7. Ground three is based on the judge referring to the presenting officer's "inability to suggest what employment the appellant could undertake upon return to Mogadishu". The ground argues that the judge again failed to appreciate that the burden of proof was upon the appellant, and that there was no evidence for the contention that his physical condition preclude him from employment. The judge's assessment was therefore "wholly misguided".
8. Mr Matthews said that the judge had again gone wrong by resolving case on the basis that the burden was on the SSHD, when it was on the appellant.
9. On the whole grounds, Mr Matthews submitted that error was shown such as to require the determination to be set aside. Further findings of fact were required, through rehearing in the first-tier tribunal. Alternatively, the case should be listed for further submissions on the substantive remaking of the decision in the upper tribunal.
10. Miss Irvine submitted on ground one that when the judge "declined to speculate" that was in response to a submission by the Secretary of State, not a statement of the general burden. Reading her decision as a whole, the judge found the appellant a credible witness. By implication, a positive finding had been made on his claim of minority clan membership. In any event, this point was no longer critical. The essential issue was the level of support the appellant might expect. The findings that he lacked familial, clan or any other support were crucial. He left Somalia at the age of 17 and had no known connection to any family or clan in Somalia, and no links to support him from outside Somalia. He suffers from both physical disability and mental ill-health. If there were any error on the clan identity point, it was immaterial. The judge found that use of multiple identities had not undermined his evidence overall, a finding which was open to her and not affected by any error of law
11. On ground two, Ms Irvin noted that the respondent did not dispute the important finding that the appellant was likely to have to reside in a camp for displaced persons. She did not allow the appeal on the view that having to reside in such a camp automatically meant a breach of article 3. That conclusion was reached on the combination of circumstances mentioned above. The judge was entitled to find that the breach of article 3 was made out.

Job: Carry the appeal decision forward from its last sentence, in the same numbered style. Leave the lines out of this; they have nothing to do with it.

Data:
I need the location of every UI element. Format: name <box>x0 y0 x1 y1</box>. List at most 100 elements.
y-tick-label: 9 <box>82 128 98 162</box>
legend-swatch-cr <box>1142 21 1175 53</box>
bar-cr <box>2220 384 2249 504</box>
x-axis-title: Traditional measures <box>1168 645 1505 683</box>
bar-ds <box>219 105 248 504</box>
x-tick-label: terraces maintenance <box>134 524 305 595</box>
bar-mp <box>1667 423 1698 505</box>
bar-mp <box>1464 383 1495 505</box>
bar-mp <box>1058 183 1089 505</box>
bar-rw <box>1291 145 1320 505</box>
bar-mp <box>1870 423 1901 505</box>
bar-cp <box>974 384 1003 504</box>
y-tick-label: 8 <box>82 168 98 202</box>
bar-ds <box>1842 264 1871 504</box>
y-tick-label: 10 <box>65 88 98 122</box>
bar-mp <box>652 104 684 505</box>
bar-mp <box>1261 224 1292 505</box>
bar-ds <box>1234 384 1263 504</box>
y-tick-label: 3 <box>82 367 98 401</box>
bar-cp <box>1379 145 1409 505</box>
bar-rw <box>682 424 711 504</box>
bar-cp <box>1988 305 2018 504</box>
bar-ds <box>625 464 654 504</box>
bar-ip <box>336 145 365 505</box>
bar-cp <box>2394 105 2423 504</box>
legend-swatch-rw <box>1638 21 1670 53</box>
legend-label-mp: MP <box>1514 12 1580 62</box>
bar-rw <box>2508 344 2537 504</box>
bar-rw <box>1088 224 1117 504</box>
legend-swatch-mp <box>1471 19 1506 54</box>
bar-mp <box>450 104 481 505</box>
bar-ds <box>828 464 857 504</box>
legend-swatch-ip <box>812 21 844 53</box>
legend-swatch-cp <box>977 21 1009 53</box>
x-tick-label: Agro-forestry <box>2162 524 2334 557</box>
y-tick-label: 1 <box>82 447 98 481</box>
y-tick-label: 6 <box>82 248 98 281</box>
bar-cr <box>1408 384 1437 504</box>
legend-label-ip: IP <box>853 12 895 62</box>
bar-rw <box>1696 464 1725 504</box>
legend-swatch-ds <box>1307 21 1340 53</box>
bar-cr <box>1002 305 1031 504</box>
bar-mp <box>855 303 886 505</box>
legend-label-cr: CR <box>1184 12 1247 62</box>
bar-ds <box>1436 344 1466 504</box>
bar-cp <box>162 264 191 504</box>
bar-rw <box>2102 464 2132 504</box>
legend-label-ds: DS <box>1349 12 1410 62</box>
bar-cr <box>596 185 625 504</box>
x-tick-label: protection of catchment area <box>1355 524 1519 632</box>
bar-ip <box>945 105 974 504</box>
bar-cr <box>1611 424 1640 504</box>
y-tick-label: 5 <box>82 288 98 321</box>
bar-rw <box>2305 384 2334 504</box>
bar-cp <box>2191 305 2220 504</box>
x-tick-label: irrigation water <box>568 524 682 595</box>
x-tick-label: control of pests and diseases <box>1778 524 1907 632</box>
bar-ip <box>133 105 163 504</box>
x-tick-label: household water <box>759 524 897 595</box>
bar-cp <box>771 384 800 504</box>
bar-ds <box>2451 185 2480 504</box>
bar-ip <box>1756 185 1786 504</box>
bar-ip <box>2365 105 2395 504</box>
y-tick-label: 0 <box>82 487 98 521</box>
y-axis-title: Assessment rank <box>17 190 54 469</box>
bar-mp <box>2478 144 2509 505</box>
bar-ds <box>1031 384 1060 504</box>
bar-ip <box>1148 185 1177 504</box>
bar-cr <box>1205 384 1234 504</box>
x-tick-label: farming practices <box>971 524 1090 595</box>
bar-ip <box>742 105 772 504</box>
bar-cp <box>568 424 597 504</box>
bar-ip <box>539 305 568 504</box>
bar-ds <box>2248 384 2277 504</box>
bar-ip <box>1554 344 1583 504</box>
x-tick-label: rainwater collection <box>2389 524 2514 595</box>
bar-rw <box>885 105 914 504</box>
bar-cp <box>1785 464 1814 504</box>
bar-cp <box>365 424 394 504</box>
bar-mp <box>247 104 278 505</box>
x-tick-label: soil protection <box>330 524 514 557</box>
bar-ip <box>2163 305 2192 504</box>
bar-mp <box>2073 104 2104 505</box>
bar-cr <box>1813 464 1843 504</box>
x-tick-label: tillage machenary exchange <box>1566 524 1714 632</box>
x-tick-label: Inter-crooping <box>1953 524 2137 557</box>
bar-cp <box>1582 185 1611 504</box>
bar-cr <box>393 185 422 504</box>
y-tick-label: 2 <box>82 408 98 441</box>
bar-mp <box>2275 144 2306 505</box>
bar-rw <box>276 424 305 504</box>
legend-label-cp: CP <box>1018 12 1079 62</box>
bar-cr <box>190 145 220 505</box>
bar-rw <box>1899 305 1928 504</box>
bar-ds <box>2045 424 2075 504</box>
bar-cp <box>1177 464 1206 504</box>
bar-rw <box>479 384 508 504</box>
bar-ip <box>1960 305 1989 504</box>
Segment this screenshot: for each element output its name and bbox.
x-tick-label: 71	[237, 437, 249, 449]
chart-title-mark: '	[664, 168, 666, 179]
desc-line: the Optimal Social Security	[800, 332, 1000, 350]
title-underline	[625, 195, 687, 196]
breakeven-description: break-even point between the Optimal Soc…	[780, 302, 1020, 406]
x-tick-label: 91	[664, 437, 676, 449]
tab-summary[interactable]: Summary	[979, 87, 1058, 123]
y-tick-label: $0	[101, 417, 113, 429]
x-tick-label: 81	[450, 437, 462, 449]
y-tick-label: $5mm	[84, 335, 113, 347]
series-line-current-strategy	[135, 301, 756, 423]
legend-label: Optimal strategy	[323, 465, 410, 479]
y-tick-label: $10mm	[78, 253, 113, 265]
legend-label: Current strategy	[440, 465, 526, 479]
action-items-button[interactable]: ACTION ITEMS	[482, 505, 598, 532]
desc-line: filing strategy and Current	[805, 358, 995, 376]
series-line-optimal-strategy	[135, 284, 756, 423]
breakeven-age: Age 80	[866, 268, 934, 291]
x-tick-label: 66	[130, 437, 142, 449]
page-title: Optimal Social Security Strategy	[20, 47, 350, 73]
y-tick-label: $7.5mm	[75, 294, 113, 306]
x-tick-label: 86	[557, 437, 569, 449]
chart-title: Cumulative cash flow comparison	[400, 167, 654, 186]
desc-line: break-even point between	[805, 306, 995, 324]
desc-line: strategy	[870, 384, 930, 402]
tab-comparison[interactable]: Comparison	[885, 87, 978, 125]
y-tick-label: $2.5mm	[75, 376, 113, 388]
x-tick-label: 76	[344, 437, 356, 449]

Result for this exercise:
12. On ground three, Ms Irvine said that the decision was not based on a misunderstanding of where the burden of proof lay. This was simply a point put to the presenting officer as part of the discussion.
13. On the grounds as a whole, Ms Irvine submitted that the tribunal had been entitled to decide as it did, had given adequate reasons, and the decision should stand.
14. I reserved my decision.
15. Reading the determination fairly and as a whole, in my opinion the grounds do not amount to more than a minute search for error on particular points which do not materially affect the overall outcome.
16. On each of the particular points, broadly, I prefer the submissions for the appellant, as summarised above.
17. The judge was correct to observe that there was nothing in the appellant's evidence to show that he was a member of a majority clan. She might reasonably have made a further finding, in line with what she made of the appellant's evidence generally, but the point is (a) of small importance and (b) more likely to have gone in the appellant's favour than against, if the judge had been any more specific.
18. The judge did not fall into the error of concluding that residence in a camp for displaced persons alone would make the appellant's case. The ground overlooks the other findings of difficulties the appellant would face.
19. Ground three takes the judge's observation out of context. It is a record of an exchange with a representative in the ordinary course of discussion about the findings which might reasonably be drawn from the evidence.
20. It is highly unlikely that such an experienced judge would base her decision on a mistaken concept of which party had the burden of proof. I do not find the decision to bear out the suggestion that she did fall into that error.
21. Underlying the grounds I do not find any more than disagreement with findings of fact which were open to the judge and for which a legally adequate explanation is given.
22. The determination of the First-tier Tribunal shall stand.
23. No anonymity direction has been requested or made.